## EXCERPTED DATA
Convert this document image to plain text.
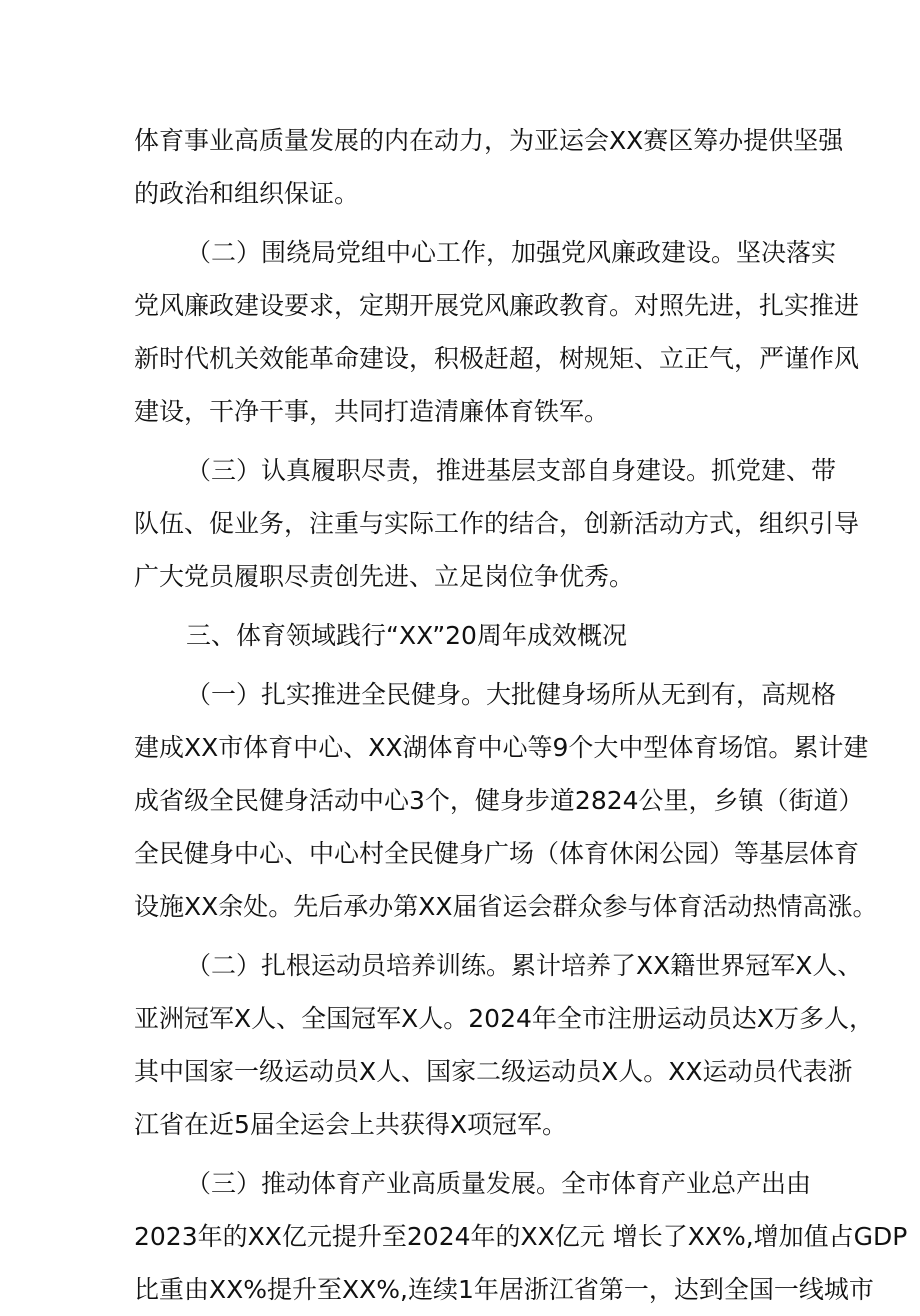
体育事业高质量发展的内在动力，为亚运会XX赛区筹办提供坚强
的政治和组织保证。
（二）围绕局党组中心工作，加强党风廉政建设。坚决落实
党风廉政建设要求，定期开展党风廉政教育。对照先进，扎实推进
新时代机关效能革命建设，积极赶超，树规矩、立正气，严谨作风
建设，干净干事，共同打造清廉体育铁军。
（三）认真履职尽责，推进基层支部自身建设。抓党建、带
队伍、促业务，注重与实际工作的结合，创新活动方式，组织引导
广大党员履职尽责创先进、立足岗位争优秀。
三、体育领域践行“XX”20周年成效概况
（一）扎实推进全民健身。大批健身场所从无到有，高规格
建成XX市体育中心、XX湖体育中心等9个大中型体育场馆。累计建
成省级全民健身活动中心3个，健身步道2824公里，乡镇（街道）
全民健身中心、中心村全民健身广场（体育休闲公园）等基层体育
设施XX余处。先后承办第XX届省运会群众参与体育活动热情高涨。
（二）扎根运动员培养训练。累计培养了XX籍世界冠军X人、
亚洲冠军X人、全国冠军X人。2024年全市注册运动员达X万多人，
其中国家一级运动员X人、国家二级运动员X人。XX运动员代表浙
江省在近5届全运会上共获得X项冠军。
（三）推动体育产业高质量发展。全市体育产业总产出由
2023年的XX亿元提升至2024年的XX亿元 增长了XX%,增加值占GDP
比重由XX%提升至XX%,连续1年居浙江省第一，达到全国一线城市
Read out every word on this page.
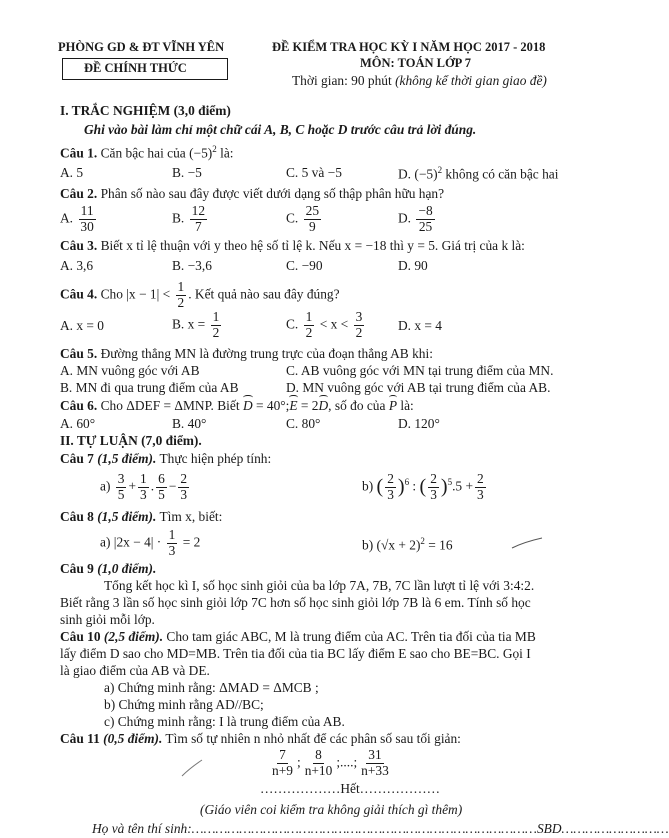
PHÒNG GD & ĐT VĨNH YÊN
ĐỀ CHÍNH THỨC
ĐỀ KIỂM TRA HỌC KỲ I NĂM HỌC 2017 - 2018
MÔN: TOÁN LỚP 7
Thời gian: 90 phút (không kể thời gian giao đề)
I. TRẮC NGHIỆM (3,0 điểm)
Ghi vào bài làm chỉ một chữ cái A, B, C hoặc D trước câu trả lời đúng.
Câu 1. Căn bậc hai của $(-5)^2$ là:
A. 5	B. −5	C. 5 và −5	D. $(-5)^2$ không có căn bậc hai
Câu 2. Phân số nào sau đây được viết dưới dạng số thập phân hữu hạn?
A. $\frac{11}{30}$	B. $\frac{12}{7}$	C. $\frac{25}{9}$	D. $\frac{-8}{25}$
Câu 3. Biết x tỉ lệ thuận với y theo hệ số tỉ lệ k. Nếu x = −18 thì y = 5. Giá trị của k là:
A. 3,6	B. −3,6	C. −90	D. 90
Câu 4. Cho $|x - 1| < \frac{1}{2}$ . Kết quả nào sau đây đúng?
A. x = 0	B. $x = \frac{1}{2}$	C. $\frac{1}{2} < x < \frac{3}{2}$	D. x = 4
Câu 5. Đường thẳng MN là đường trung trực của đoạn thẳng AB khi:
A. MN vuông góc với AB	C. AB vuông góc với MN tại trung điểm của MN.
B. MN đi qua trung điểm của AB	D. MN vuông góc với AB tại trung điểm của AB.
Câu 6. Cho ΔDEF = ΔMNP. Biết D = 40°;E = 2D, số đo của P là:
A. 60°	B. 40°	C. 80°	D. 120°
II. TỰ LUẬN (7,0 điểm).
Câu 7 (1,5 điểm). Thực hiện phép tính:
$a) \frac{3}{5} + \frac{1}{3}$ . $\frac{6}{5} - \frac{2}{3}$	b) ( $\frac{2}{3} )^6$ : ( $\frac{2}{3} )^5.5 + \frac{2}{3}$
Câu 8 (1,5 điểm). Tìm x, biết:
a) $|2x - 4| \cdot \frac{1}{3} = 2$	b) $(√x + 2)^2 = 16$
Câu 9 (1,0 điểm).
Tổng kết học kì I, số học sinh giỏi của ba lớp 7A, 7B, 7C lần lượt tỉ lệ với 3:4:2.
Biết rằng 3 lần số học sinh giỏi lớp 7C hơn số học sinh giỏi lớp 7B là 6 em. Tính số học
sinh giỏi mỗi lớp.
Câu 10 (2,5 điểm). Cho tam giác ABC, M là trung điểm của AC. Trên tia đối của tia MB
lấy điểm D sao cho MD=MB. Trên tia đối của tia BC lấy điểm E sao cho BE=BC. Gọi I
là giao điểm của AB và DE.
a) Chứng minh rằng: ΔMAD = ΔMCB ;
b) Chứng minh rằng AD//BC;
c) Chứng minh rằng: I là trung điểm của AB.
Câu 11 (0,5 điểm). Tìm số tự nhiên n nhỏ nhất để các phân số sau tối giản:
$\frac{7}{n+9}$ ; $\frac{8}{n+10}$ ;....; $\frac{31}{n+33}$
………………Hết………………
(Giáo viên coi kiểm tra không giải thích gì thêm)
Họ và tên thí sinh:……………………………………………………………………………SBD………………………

## STATED GOAL
Images must not appear in the copy; reproduce everything else in the records verbatim.

## EXERCISE RESULT
Convert this document image to plain text.
体育事业高质量发展的内在动力，为亚运会XX赛区筹办提供坚强
的政治和组织保证。
（二）围绕局党组中心工作，加强党风廉政建设。坚决落实
党风廉政建设要求，定期开展党风廉政教育。对照先进，扎实推进
新时代机关效能革命建设，积极赶超，树规矩、立正气，严谨作风
建设，干净干事，共同打造清廉体育铁军。
（三）认真履职尽责，推进基层支部自身建设。抓党建、带
队伍、促业务，注重与实际工作的结合，创新活动方式，组织引导
广大党员履职尽责创先进、立足岗位争优秀。
三、体育领域践行“XX”20周年成效概况
（一）扎实推进全民健身。大批健身场所从无到有，高规格
建成XX市体育中心、XX湖体育中心等9个大中型体育场馆。累计建
成省级全民健身活动中心3个，健身步道2824公里，乡镇（街道）
全民健身中心、中心村全民健身广场（体育休闲公园）等基层体育
设施XX余处。先后承办第XX届省运会群众参与体育活动热情高涨。
（二）扎根运动员培养训练。累计培养了XX籍世界冠军X人、
亚洲冠军X人、全国冠军X人。2024年全市注册运动员达X万多人，
其中国家一级运动员X人、国家二级运动员X人。XX运动员代表浙
江省在近5届全运会上共获得X项冠军。
（三）推动体育产业高质量发展。全市体育产业总产出由
2023年的XX亿元提升至2024年的XX亿元 增长了XX%,增加值占GDP
比重由XX%提升至XX%,连续1年居浙江省第一，达到全国一线城市
Read out every word on this page.
PHÒNG GD & ĐT VĨNH YÊN
ĐỀ CHÍNH THỨC
ĐỀ KIỂM TRA HỌC KỲ I NĂM HỌC 2017 - 2018
MÔN: TOÁN LỚP 7
Thời gian: 90 phút (không kể thời gian giao đề)
I. TRẮC NGHIỆM (3,0 điểm)
Ghi vào bài làm chỉ một chữ cái A, B, C hoặc D trước câu trả lời đúng.
Câu 1. Căn bậc hai của $(-5)^2$ là:
A. 5	B. −5	C. 5 và −5	D. $(-5)^2$ không có căn bậc hai
Câu 2. Phân số nào sau đây được viết dưới dạng số thập phân hữu hạn?
A. $\frac{11}{30}$	B. $\frac{12}{7}$	C. $\frac{25}{9}$	D. $\frac{-8}{25}$
Câu 3. Biết x tỉ lệ thuận với y theo hệ số tỉ lệ k. Nếu x = −18 thì y = 5. Giá trị của k là:
A. 3,6	B. −3,6	C. −90	D. 90
Câu 4. Cho $|x - 1| < \frac{1}{2}$ . Kết quả nào sau đây đúng?
A. x = 0	B. $x = \frac{1}{2}$	C. $\frac{1}{2} < x < \frac{3}{2}$	D. x = 4
Câu 5. Đường thẳng MN là đường trung trực của đoạn thẳng AB khi:
A. MN vuông góc với AB	C. AB vuông góc với MN tại trung điểm của MN.
B. MN đi qua trung điểm của AB	D. MN vuông góc với AB tại trung điểm của AB.
Câu 6. Cho ΔDEF = ΔMNP. Biết D = 40°;E = 2D, số đo của P là:
A. 60°	B. 40°	C. 80°	D. 120°
II. TỰ LUẬN (7,0 điểm).
Câu 7 (1,5 điểm). Thực hiện phép tính:
$a) \frac{3}{5} + \frac{1}{3}$ . $\frac{6}{5} - \frac{2}{3}$	b) ( $\frac{2}{3} )^6$ : ( $\frac{2}{3} )^5.5 + \frac{2}{3}$
Câu 8 (1,5 điểm). Tìm x, biết:
a) $|2x - 4| \cdot \frac{1}{3} = 2$	b) $(√x + 2)^2 = 16$
Câu 9 (1,0 điểm).
Tổng kết học kì I, số học sinh giỏi của ba lớp 7A, 7B, 7C lần lượt tỉ lệ với 3:4:2.
Biết rằng 3 lần số học sinh giỏi lớp 7C hơn số học sinh giỏi lớp 7B là 6 em. Tính số học
sinh giỏi mỗi lớp.
Câu 10 (2,5 điểm). Cho tam giác ABC, M là trung điểm của AC. Trên tia đối của tia MB
lấy điểm D sao cho MD=MB. Trên tia đối của tia BC lấy điểm E sao cho BE=BC. Gọi I
là giao điểm của AB và DE.
a) Chứng minh rằng: ΔMAD = ΔMCB ;
b) Chứng minh rằng AD//BC;
c) Chứng minh rằng: I là trung điểm của AB.
Câu 11 (0,5 điểm). Tìm số tự nhiên n nhỏ nhất để các phân số sau tối giản:
$\frac{7}{n+9}$ ; $\frac{8}{n+10}$ ;....; $\frac{31}{n+33}$
………………Hết………………
(Giáo viên coi kiểm tra không giải thích gì thêm)
Họ và tên thí sinh:……………………………………………………………………………SBD………………………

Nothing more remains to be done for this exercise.